Your goal: Pull out every line in the data that has the string "该物质的分子式为" in it.

Dataset items
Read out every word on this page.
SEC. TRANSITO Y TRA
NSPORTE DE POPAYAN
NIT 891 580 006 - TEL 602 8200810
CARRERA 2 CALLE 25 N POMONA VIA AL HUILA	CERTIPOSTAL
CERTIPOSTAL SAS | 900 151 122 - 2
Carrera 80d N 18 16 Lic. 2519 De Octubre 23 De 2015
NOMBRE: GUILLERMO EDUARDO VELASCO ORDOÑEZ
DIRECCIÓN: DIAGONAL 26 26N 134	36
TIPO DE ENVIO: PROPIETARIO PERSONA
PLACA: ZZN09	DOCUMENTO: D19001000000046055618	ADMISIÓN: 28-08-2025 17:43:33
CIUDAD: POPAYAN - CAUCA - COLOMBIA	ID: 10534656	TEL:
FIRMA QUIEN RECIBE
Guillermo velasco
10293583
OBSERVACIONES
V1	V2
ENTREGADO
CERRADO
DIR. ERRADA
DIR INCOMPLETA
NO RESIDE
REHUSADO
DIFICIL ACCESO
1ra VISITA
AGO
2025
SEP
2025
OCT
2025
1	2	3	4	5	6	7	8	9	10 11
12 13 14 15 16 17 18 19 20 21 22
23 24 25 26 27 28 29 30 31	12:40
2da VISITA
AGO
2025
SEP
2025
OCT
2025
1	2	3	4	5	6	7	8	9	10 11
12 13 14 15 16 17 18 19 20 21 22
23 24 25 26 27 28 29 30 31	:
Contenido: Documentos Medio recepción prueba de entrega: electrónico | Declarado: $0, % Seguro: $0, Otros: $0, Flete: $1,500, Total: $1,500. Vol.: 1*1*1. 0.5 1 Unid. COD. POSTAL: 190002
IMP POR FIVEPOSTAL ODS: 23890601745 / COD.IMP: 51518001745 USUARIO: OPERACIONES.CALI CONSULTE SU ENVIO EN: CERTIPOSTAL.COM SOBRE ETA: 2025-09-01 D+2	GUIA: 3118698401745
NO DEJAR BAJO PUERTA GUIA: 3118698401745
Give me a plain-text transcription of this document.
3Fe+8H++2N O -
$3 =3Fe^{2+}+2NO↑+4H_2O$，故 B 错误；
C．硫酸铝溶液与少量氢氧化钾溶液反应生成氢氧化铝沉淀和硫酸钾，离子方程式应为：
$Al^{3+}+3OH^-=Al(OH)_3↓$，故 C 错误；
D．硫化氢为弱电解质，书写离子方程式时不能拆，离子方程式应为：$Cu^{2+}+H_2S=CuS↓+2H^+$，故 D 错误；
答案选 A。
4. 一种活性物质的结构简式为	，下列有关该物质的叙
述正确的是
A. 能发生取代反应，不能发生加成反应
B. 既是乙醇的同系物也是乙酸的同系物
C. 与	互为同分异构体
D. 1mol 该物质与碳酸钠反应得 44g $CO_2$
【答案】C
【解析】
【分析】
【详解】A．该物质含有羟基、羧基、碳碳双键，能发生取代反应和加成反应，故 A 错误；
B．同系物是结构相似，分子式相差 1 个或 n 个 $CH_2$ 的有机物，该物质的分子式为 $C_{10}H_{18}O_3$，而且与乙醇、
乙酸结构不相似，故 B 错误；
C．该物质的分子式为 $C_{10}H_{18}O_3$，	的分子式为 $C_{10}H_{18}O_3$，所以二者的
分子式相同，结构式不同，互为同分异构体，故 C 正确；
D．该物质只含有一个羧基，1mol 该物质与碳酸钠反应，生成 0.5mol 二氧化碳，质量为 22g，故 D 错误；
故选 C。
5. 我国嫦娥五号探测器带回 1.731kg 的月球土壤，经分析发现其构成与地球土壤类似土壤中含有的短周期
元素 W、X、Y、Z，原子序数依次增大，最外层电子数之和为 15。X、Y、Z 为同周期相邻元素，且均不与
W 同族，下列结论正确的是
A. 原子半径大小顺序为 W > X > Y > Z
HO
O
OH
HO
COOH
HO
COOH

Complete output:
B．同系物是结构相似，分子式相差 1 个或 n 个 $CH_2$ 的有机物，该物质的分子式为 $C_{10}H_{18}O_3$，而且与乙醇、
C．该物质的分子式为 $C_{10}H_{18}O_3$，	的分子式为 $C_{10}H_{18}O_3$，所以二者的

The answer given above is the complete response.